• Records supplied

--------------------------------

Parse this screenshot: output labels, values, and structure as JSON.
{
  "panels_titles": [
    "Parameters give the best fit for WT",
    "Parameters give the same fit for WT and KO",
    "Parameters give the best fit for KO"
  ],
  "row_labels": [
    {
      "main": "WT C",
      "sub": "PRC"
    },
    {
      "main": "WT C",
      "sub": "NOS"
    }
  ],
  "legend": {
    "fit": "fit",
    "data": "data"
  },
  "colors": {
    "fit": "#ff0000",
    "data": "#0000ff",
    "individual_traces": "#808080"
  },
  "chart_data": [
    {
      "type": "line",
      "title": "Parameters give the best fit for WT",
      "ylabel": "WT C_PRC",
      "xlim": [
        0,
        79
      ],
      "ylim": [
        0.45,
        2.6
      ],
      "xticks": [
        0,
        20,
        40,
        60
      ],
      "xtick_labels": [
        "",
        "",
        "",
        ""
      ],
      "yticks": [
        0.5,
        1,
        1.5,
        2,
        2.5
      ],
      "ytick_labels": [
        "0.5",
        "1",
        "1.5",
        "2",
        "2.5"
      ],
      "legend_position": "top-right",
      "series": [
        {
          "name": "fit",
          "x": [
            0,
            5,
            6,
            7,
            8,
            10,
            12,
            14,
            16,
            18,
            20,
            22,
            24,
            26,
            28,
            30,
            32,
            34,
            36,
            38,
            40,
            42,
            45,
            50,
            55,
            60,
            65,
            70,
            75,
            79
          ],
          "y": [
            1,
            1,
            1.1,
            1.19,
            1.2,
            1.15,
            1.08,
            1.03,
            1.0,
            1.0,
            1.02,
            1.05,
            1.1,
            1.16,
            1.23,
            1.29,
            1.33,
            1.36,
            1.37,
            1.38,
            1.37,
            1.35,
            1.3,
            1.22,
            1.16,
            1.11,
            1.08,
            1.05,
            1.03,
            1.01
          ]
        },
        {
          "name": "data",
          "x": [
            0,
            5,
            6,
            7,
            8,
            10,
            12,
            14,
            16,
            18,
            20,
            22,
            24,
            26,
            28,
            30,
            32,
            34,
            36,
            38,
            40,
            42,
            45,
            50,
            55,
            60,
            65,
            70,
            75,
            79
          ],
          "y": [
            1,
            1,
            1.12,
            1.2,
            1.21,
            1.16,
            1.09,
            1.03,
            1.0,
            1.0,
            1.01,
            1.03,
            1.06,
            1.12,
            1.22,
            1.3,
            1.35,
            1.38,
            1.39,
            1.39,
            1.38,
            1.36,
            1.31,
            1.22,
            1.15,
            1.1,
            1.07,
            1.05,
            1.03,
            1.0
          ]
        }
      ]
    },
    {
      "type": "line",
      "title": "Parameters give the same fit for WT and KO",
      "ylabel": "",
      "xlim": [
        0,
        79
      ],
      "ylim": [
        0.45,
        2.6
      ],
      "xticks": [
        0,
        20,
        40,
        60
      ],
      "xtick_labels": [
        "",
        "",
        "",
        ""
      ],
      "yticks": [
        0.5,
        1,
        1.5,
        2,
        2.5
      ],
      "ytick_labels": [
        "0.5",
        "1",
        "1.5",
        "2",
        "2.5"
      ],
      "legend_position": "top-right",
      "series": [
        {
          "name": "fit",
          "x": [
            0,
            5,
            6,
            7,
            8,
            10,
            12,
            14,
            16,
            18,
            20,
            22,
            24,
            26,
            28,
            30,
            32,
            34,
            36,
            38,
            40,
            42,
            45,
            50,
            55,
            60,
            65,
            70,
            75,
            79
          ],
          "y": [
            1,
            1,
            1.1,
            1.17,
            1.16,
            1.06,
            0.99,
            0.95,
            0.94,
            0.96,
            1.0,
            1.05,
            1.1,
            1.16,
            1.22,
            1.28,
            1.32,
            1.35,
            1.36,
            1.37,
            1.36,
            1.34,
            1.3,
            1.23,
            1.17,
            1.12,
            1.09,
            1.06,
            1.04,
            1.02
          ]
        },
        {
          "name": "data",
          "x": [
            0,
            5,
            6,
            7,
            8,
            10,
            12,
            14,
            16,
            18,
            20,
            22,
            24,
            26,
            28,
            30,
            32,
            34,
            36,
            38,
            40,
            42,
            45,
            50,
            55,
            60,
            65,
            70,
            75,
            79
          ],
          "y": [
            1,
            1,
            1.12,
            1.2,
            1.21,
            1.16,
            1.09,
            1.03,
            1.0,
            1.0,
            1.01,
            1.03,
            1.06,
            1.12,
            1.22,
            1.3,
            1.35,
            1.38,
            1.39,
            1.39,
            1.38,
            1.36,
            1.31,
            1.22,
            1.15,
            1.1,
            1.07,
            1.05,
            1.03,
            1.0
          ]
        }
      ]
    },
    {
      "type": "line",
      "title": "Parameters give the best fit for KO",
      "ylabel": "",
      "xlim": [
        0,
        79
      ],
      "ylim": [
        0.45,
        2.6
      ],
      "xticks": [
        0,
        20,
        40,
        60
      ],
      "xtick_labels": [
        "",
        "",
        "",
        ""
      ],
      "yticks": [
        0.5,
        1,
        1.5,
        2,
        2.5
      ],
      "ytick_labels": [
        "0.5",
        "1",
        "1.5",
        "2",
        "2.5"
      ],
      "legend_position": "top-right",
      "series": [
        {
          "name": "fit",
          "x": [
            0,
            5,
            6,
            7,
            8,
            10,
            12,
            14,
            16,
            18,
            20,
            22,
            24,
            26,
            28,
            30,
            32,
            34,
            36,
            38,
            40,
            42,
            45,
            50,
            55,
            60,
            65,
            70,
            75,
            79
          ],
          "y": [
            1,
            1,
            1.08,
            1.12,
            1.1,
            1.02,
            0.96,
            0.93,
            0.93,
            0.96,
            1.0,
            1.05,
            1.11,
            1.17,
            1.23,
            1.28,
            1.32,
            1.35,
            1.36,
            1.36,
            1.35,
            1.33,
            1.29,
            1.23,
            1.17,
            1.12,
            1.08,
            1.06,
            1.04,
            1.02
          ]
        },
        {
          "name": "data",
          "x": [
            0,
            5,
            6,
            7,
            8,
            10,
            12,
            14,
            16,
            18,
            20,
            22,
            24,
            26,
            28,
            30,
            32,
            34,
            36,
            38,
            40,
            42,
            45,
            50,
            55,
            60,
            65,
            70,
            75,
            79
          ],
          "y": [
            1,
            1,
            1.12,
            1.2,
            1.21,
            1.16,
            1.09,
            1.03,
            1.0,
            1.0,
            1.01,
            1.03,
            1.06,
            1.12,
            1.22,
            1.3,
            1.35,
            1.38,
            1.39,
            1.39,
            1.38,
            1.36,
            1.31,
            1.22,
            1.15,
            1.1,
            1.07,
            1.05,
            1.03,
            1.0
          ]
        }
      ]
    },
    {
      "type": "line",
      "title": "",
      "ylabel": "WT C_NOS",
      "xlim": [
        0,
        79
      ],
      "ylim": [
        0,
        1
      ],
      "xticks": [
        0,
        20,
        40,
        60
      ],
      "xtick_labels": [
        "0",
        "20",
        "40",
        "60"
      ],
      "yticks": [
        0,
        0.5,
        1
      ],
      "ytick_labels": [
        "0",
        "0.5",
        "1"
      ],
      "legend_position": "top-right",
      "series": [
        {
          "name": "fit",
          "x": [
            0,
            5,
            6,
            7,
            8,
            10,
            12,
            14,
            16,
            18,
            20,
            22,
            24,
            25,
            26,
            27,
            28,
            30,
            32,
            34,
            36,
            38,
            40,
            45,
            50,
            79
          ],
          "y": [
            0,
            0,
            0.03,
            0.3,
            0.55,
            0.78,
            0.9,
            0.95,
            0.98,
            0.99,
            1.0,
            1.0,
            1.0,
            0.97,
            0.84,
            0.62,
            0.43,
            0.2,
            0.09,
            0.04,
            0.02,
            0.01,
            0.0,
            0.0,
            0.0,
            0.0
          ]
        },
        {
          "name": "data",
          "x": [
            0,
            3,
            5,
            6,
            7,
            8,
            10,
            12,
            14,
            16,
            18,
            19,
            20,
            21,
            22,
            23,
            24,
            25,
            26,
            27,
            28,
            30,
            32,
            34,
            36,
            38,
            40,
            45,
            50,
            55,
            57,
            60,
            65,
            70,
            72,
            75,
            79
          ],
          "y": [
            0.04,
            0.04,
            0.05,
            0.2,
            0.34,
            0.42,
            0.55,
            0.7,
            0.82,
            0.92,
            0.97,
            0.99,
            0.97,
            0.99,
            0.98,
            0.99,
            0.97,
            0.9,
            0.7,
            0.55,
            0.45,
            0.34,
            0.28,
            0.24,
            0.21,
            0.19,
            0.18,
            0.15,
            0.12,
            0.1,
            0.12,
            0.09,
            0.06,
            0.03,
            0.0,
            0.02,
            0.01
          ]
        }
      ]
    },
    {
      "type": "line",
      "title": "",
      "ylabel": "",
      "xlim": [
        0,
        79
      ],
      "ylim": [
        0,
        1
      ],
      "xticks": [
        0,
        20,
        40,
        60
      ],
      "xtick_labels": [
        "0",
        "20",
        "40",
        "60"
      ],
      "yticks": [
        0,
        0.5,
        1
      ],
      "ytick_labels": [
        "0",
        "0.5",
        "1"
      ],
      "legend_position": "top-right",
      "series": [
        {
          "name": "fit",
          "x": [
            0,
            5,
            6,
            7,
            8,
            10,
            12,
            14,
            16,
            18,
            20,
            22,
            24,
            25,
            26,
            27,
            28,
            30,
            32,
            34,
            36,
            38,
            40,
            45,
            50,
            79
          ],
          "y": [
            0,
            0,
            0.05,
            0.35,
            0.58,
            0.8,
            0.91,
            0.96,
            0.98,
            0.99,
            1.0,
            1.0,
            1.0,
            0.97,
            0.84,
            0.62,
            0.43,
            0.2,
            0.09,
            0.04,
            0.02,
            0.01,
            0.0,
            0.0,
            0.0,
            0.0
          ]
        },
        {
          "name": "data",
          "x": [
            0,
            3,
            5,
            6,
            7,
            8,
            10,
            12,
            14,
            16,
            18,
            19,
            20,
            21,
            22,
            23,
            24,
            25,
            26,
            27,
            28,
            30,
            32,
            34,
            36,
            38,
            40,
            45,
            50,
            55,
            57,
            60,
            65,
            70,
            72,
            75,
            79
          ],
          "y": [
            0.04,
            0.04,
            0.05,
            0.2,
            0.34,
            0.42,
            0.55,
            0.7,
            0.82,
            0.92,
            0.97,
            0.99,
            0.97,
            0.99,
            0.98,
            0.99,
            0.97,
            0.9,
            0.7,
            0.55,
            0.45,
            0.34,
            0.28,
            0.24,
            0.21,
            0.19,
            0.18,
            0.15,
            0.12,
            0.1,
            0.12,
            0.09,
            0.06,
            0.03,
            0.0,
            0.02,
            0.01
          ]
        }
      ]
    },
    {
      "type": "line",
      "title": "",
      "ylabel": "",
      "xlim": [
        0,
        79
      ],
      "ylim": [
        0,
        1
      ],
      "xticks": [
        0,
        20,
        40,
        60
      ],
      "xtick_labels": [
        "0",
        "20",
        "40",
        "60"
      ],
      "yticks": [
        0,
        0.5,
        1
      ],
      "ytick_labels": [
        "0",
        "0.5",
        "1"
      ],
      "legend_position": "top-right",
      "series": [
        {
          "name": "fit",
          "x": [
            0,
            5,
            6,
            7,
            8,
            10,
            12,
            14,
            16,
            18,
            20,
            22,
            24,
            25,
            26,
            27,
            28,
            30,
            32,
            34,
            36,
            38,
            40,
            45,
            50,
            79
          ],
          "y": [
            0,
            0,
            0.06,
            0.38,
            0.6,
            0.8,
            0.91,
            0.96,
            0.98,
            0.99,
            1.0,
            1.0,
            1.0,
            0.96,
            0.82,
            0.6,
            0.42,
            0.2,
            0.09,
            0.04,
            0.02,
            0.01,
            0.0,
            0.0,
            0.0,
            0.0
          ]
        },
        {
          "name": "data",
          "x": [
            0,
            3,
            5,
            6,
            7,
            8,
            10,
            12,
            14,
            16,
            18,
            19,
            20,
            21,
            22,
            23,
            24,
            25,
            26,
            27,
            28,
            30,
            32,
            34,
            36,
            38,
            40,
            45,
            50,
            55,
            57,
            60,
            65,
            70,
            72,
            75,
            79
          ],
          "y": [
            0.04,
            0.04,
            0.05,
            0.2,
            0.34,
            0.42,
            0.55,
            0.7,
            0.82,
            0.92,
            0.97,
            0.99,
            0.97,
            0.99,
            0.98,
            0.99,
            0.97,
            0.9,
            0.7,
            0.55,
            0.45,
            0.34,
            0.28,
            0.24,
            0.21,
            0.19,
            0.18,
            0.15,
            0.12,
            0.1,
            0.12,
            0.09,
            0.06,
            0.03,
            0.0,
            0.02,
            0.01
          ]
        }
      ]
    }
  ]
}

--------------------------------

• Task goal
Report all lines of the data that include the word "Parameters".

• Result below
    "Parameters give the best fit for WT",
    "Parameters give the same fit for WT and KO",
    "Parameters give the best fit for KO"
      "title": "Parameters give the best fit for WT",
      "title": "Parameters give the same fit for WT and KO",
      "title": "Parameters give the best fit for KO",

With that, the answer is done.